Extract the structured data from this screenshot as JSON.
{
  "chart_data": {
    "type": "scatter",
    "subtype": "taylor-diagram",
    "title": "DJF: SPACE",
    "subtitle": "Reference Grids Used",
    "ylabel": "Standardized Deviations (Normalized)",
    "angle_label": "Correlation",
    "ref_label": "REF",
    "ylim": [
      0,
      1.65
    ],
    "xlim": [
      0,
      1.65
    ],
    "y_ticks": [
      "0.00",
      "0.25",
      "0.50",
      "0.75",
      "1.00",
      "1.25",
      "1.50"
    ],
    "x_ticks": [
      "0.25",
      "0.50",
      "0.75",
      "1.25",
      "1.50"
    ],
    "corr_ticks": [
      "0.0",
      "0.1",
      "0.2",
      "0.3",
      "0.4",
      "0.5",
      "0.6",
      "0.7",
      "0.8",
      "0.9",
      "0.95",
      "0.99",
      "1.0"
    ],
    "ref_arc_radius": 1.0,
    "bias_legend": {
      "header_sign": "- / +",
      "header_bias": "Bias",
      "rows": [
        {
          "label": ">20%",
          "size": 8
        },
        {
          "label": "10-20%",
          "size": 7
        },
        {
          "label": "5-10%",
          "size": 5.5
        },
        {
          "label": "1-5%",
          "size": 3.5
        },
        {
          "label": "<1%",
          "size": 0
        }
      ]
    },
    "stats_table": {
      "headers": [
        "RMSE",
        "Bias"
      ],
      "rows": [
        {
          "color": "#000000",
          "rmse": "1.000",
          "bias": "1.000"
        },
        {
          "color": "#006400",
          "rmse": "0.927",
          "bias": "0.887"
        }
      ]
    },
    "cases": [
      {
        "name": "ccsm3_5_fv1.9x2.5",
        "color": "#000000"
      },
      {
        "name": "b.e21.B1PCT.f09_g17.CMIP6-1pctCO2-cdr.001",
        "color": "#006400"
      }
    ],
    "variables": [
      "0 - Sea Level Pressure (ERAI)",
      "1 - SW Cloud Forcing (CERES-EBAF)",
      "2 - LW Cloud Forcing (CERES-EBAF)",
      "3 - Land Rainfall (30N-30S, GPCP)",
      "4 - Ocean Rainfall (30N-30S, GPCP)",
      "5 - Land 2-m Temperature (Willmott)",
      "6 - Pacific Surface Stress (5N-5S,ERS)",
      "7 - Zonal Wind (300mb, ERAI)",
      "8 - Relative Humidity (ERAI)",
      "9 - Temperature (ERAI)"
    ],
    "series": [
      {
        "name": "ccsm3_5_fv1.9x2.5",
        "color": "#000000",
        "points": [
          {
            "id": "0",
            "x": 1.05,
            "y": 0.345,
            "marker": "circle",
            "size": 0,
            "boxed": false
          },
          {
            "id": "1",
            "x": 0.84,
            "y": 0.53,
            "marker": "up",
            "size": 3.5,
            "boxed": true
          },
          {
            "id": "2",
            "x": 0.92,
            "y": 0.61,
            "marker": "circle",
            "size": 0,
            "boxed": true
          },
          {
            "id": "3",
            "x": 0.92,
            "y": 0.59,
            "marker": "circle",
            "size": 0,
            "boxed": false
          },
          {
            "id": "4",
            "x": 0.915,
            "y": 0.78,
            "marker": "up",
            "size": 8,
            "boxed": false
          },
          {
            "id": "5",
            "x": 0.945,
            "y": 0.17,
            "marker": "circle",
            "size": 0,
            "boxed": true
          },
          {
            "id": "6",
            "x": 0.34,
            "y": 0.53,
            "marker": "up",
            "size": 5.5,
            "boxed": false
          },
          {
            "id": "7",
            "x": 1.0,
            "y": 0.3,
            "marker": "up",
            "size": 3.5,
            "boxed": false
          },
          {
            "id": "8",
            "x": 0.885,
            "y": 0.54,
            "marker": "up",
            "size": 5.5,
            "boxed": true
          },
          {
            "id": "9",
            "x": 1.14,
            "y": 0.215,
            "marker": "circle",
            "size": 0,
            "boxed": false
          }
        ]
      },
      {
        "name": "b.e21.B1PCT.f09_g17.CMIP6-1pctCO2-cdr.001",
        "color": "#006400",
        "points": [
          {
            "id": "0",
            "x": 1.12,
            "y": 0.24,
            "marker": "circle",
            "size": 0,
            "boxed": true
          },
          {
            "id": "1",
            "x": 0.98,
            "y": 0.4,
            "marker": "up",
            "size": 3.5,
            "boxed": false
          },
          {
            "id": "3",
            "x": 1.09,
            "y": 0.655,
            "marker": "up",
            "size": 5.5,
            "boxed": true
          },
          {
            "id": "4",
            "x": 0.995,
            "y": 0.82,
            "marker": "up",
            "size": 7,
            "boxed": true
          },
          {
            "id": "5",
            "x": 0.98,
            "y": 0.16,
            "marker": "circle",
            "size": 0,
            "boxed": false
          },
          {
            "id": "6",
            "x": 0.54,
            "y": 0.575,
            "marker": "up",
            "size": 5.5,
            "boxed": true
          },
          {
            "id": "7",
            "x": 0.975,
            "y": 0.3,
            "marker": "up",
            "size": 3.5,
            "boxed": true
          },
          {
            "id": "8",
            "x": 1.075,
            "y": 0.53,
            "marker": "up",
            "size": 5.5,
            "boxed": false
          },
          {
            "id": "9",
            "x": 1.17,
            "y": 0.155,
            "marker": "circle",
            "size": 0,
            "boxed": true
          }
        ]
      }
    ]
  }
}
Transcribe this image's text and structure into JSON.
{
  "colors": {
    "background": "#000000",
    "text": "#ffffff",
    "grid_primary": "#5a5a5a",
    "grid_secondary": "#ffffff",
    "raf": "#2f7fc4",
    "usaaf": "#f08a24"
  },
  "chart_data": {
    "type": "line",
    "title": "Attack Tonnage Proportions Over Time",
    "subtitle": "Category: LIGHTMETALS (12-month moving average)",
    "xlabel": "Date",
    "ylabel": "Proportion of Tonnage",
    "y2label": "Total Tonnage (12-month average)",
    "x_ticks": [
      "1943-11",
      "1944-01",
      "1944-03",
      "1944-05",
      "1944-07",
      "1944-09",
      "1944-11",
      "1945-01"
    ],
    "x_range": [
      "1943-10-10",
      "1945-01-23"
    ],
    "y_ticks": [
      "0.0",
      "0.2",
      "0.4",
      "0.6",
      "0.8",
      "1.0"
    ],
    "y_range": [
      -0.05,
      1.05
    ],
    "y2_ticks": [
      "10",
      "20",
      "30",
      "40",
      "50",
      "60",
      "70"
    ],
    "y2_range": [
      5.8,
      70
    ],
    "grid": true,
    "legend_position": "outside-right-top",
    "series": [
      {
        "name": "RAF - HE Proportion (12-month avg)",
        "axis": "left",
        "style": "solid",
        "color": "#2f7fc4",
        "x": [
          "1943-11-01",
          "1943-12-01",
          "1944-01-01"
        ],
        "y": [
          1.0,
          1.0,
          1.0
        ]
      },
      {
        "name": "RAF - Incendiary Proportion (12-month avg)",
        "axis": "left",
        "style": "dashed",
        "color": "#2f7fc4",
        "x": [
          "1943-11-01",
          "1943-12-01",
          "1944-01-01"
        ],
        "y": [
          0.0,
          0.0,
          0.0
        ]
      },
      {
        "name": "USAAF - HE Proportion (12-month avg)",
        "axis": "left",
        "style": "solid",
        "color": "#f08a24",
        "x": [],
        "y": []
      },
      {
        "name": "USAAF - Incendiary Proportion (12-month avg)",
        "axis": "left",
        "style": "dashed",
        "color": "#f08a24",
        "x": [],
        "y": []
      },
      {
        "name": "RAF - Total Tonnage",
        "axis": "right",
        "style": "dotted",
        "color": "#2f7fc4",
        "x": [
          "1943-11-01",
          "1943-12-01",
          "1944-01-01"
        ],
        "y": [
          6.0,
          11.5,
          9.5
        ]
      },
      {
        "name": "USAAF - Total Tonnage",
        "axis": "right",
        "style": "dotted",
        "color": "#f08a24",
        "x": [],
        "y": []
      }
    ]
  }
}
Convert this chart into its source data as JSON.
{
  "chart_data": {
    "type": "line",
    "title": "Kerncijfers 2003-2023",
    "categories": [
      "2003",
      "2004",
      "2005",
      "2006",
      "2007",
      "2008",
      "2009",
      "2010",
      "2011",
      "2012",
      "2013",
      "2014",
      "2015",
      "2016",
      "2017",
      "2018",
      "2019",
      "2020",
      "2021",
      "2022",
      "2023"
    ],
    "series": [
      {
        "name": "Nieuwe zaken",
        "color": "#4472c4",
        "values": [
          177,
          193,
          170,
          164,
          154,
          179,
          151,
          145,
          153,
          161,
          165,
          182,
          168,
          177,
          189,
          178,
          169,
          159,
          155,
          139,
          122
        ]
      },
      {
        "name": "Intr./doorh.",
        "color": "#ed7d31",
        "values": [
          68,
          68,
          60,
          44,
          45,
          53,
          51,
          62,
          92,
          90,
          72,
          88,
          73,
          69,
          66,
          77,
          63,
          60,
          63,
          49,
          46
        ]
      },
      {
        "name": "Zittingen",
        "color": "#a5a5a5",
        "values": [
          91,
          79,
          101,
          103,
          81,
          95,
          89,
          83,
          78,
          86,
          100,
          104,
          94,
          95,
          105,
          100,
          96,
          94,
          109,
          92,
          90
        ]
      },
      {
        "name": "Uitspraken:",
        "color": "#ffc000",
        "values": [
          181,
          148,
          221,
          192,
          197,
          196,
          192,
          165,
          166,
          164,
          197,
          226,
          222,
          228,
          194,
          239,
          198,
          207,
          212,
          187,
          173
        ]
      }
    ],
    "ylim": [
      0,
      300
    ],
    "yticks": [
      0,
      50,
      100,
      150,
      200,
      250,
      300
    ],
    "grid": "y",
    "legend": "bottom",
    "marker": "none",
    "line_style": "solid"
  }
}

——

Set problem — Every line in the data above that contains "Temperature" needs to be copied.

Correct output —
      "5 - Land 2-m Temperature (Willmott)",
      "9 - Temperature (ERAI)"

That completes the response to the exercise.